■ **Pasaje seleccionado**

En muchos de sus cuentos, los personajes miran la vida desde el borde, al filo del camino. Lo expresa mejor la protagonista de “Velorio”, cuando dice: “A pesar de mi pésimo equilibrio, me he mantenido en la cuerda floja demasiado tiempo. Con el deseo oculto de caer hacia los cocodrilos. Sin la resolución de volver a tierra firme”. Y actúan desde ahí, como si estuviesen protegidos por una cápsula de cristal que les separa de lo mundano, pero que a la vez les vuelve vulnerables y ven entrar al mundo entero por sus ojos, sin ser capaces de detener el caudal de estímulos. Se salvan de ese vértigo reteniendo instantes, deconstruyendo lo recibido y deteniéndose en cosas que parecen intrascendentes y poco prácticas, pero para ellos son el salvavidas que les permite sobrevivir, no dejarse devorar por lo cotidiano y seguir caminando a unos cuántos centímetros sobre el suelo, sin claudicar.     
Hay personajes de Marcela que enfrentan la cotidianidad desde una extrema conciencia del cuerpo y del dolor. Se saben medianamente incapacitados para lidiar con lo corriente y en ocasiones tratan de actuar normalmente, convirtiéndose en una pequeña legión que se infiltra en los espacios cotidianos: aceptan citas, acuden a bares, comen en restaurantes de moda. Fingen sensatez para olvidar el dolor, para no sucumbir ante la angustia –o el aburrimiento– de las noches en blanco, para ocultar que se desintegran.

■ **Datos dados**
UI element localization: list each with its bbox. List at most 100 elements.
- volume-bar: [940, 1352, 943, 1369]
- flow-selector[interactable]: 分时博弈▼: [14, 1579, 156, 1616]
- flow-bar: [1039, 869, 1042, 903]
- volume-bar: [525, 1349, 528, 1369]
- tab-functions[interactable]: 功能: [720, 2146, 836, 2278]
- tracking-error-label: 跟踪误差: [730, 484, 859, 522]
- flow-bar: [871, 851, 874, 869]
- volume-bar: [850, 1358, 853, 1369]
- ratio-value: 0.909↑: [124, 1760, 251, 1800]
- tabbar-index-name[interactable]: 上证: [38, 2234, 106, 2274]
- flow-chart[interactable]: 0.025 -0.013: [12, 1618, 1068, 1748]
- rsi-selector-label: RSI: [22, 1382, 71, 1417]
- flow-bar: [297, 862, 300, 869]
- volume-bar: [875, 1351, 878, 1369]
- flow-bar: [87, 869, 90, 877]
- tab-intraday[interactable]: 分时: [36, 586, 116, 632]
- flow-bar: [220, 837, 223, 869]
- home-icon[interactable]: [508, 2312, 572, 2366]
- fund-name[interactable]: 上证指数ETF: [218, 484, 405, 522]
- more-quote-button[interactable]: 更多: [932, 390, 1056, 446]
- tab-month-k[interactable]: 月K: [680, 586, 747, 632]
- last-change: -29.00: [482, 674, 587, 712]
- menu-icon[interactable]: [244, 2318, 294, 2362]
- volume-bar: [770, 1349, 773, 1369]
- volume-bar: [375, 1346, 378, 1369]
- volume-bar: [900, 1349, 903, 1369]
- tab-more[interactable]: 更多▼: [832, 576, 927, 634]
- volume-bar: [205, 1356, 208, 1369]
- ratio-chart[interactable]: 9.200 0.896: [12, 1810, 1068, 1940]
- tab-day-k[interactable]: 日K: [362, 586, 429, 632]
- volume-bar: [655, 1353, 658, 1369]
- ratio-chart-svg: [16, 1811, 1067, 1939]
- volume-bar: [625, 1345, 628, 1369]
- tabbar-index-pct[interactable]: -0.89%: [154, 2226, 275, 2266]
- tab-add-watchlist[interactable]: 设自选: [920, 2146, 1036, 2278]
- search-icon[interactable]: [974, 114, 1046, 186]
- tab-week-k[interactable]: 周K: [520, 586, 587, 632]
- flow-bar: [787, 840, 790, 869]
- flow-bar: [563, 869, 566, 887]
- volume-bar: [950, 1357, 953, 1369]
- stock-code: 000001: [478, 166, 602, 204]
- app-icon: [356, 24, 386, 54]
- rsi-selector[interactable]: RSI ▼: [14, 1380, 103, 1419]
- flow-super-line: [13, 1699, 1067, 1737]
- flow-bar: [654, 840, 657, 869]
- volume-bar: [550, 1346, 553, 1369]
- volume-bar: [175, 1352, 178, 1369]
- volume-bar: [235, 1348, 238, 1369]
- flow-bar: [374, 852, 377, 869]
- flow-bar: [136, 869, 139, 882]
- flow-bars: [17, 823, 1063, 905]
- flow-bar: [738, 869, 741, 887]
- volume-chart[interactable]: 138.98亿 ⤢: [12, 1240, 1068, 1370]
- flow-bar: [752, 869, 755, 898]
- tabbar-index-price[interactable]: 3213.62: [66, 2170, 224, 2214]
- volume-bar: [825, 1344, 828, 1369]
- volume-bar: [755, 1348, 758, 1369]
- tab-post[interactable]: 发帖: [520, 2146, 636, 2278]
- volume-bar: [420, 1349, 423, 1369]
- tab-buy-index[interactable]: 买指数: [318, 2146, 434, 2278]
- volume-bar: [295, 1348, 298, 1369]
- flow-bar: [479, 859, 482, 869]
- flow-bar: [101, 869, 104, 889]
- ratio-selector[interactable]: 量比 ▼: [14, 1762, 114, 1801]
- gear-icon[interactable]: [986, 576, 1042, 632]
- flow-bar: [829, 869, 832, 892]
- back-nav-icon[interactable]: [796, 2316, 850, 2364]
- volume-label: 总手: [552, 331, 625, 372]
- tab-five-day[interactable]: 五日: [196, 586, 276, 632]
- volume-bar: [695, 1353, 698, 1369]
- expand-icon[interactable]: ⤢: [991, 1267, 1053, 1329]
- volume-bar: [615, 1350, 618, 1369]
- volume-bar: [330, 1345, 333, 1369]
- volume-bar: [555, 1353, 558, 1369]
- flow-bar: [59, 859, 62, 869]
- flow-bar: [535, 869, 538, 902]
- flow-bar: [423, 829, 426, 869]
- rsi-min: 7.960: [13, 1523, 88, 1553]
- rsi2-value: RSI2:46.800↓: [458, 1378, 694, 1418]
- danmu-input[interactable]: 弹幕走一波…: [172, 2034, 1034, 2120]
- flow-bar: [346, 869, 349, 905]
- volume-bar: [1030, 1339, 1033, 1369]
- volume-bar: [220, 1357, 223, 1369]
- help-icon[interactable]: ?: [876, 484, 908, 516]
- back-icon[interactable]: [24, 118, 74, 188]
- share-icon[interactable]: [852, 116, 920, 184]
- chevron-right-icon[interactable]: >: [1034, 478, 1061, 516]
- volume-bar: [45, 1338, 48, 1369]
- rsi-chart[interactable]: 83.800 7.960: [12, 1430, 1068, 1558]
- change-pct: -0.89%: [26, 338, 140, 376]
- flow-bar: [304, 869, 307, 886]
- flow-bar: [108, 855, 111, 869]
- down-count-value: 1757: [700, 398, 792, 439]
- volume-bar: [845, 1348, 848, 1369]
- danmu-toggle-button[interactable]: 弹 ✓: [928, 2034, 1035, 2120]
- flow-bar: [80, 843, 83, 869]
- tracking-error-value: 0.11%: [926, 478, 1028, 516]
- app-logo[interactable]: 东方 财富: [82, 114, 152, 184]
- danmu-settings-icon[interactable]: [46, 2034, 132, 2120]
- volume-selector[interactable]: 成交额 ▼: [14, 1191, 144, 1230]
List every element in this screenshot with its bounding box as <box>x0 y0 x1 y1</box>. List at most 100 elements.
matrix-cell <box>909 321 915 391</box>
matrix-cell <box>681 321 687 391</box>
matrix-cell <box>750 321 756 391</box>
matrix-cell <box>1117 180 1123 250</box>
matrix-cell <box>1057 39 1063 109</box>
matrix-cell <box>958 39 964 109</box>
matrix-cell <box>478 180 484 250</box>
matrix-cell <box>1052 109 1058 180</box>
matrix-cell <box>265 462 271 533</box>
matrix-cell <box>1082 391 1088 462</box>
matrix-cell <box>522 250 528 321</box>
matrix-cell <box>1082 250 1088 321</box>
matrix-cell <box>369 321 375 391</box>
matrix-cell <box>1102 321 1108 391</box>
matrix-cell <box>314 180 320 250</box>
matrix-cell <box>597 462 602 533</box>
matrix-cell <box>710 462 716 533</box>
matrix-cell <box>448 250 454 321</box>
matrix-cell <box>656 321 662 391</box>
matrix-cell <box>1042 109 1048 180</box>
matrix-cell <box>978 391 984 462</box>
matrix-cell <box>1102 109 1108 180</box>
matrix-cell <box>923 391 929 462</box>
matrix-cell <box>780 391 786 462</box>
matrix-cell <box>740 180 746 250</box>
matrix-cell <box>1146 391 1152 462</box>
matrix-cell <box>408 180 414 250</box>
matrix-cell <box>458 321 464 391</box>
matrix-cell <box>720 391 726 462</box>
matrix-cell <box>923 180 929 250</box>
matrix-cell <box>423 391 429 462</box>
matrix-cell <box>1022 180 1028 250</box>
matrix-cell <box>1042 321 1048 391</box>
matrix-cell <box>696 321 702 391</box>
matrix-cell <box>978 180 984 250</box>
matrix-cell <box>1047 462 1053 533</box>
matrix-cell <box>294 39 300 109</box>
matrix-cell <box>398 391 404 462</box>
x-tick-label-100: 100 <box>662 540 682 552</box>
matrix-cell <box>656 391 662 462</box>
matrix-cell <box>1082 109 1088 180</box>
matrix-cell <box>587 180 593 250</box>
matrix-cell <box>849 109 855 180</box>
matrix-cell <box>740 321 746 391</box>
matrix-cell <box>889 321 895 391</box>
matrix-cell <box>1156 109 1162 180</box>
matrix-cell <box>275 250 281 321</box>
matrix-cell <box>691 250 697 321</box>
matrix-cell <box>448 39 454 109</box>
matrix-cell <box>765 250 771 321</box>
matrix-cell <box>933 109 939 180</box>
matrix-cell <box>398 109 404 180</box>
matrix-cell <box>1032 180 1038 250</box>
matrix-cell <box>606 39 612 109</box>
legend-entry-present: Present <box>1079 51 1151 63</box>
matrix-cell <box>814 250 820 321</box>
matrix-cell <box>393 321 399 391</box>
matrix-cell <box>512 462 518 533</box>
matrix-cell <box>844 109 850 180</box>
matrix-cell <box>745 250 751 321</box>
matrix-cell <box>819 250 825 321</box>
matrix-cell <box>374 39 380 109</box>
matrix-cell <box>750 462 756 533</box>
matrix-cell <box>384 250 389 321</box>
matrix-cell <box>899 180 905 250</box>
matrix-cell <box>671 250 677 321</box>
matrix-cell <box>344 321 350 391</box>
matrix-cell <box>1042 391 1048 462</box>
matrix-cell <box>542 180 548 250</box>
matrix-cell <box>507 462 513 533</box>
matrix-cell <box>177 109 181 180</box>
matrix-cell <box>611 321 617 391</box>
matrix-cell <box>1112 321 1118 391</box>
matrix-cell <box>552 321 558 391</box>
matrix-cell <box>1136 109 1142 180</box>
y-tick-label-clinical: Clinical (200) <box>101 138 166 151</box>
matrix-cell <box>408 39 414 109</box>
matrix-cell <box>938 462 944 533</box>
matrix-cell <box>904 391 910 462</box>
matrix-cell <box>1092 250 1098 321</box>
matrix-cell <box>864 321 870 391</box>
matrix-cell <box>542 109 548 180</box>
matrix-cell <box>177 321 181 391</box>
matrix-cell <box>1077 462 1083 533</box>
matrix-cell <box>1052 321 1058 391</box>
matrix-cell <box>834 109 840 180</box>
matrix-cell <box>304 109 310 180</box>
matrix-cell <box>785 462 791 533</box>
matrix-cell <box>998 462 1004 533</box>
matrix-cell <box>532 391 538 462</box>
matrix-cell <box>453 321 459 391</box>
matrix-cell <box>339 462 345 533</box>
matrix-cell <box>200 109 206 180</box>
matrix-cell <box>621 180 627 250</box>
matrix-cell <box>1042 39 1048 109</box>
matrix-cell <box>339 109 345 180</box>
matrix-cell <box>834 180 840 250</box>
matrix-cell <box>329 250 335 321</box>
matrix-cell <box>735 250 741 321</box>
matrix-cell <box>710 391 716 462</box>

■ **Trabajo requerido**
¿Puedes copiar del texto sobre los personajes de Marcela el fragmento que va desde "En muchos de" hasta "suelo, sin claudicar.", incluidas ambas partes? Las entradas no intervienen en esto.

■ **Respuesta del ejercicio**
En muchos de sus cuentos, los personajes miran la vida desde el borde, al filo del camino. Lo expresa mejor la protagonista de “Velorio”, cuando dice: “A pesar de mi pésimo equilibrio, me he mantenido en la cuerda floja demasiado tiempo. Con el deseo oculto de caer hacia los cocodrilos. Sin la resolución de volver a tierra firme”. Y actúan desde ahí, como si estuviesen protegidos por una cápsula de cristal que les separa de lo mundano, pero que a la vez les vuelve vulnerables y ven entrar al mundo entero por sus ojos, sin ser capaces de detener el caudal de estímulos. Se salvan de ese vértigo reteniendo instantes, deconstruyendo lo recibido y deteniéndose en cosas que parecen intrascendentes y poco prácticas, pero para ellos son el salvavidas que les permite sobrevivir, no dejarse devorar por lo cotidiano y seguir caminando a unos cuántos centímetros sobre el suelo, sin claudicar.